| Work to do |
Reproduce all entries verbatim, with nothing added or dropped.

| Exercise input |
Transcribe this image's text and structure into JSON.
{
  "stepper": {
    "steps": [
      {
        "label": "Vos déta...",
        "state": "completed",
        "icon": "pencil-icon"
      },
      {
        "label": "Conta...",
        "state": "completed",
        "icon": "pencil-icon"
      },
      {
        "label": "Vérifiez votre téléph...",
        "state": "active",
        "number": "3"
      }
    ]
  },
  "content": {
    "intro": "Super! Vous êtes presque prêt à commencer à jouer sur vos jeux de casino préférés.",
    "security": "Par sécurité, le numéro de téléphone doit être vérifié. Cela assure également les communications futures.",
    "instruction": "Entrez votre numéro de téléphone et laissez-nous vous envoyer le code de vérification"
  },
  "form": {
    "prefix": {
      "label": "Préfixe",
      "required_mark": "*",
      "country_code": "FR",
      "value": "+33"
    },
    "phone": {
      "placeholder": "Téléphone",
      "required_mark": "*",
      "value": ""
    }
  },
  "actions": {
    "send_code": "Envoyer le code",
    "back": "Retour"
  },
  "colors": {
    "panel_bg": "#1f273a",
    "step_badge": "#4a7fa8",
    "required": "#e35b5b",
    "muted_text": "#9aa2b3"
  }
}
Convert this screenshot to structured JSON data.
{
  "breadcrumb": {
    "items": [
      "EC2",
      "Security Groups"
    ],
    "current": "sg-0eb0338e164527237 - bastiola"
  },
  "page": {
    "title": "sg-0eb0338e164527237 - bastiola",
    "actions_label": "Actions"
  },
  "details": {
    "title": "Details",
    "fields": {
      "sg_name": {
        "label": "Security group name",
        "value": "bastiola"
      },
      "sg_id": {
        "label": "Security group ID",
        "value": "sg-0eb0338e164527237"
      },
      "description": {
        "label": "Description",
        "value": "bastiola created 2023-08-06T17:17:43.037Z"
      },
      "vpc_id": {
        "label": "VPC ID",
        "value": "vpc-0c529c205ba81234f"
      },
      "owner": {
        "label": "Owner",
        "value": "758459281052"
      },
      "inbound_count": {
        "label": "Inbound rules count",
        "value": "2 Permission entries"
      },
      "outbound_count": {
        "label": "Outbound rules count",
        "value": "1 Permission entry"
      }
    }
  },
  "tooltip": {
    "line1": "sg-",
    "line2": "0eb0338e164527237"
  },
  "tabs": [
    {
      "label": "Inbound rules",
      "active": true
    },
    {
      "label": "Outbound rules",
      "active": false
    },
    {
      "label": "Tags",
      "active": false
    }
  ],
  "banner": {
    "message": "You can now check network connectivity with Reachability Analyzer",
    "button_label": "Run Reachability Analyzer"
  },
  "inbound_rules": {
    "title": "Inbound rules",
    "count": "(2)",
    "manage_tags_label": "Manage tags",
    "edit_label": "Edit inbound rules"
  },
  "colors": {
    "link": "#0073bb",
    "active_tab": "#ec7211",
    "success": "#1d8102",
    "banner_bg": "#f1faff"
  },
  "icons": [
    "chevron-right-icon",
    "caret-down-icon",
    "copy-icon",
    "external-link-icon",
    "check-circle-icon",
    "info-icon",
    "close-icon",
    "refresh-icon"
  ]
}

| Complete output |
Transcribe this image's text and structure into JSON.
{
  "stepper": {
    "steps": [
      {
        "label": "Vos déta...",
        "state": "completed",
        "icon": "pencil-icon"
      },
      {
        "label": "Conta...",
        "state": "completed",
        "icon": "pencil-icon"
      },
      {
        "label": "Vérifiez votre téléph...",
        "state": "active",
        "number": "3"
      }
    ]
  },
  "content": {
    "intro": "Super! Vous êtes presque prêt à commencer à jouer sur vos jeux de casino préférés.",
    "security": "Par sécurité, le numéro de téléphone doit être vérifié. Cela assure également les communications futures.",
    "instruction": "Entrez votre numéro de téléphone et laissez-nous vous envoyer le code de vérification"
  },
  "form": {
    "prefix": {
      "label": "Préfixe",
      "required_mark": "*",
      "country_code": "FR",
      "value": "+33"
    },
    "phone": {
      "placeholder": "Téléphone",
      "required_mark": "*",
      "value": ""
    }
  },
  "actions": {
    "send_code": "Envoyer le code",
    "back": "Retour"
  },
  "colors": {
    "panel_bg": "#1f273a",
    "step_badge": "#4a7fa8",
    "required": "#e35b5b",
    "muted_text": "#9aa2b3"
  }
}
Convert this screenshot to structured JSON data.
{
  "breadcrumb": {
    "items": [
      "EC2",
      "Security Groups"
    ],
    "current": "sg-0eb0338e164527237 - bastiola"
  },
  "page": {
    "title": "sg-0eb0338e164527237 - bastiola",
    "actions_label": "Actions"
  },
  "details": {
    "title": "Details",
    "fields": {
      "sg_name": {
        "label": "Security group name",
        "value": "bastiola"
      },
      "sg_id": {
        "label": "Security group ID",
        "value": "sg-0eb0338e164527237"
      },
      "description": {
        "label": "Description",
        "value": "bastiola created 2023-08-06T17:17:43.037Z"
      },
      "vpc_id": {
        "label": "VPC ID",
        "value": "vpc-0c529c205ba81234f"
      },
      "owner": {
        "label": "Owner",
        "value": "758459281052"
      },
      "inbound_count": {
        "label": "Inbound rules count",
        "value": "2 Permission entries"
      },
      "outbound_count": {
        "label": "Outbound rules count",
        "value": "1 Permission entry"
      }
    }
  },
  "tooltip": {
    "line1": "sg-",
    "line2": "0eb0338e164527237"
  },
  "tabs": [
    {
      "label": "Inbound rules",
      "active": true
    },
    {
      "label": "Outbound rules",
      "active": false
    },
    {
      "label": "Tags",
      "active": false
    }
  ],
  "banner": {
    "message": "You can now check network connectivity with Reachability Analyzer",
    "button_label": "Run Reachability Analyzer"
  },
  "inbound_rules": {
    "title": "Inbound rules",
    "count": "(2)",
    "manage_tags_label": "Manage tags",
    "edit_label": "Edit inbound rules"
  },
  "colors": {
    "link": "#0073bb",
    "active_tab": "#ec7211",
    "success": "#1d8102",
    "banner_bg": "#f1faff"
  },
  "icons": [
    "chevron-right-icon",
    "caret-down-icon",
    "copy-icon",
    "external-link-icon",
    "check-circle-icon",
    "info-icon",
    "close-icon",
    "refresh-icon"
  ]
}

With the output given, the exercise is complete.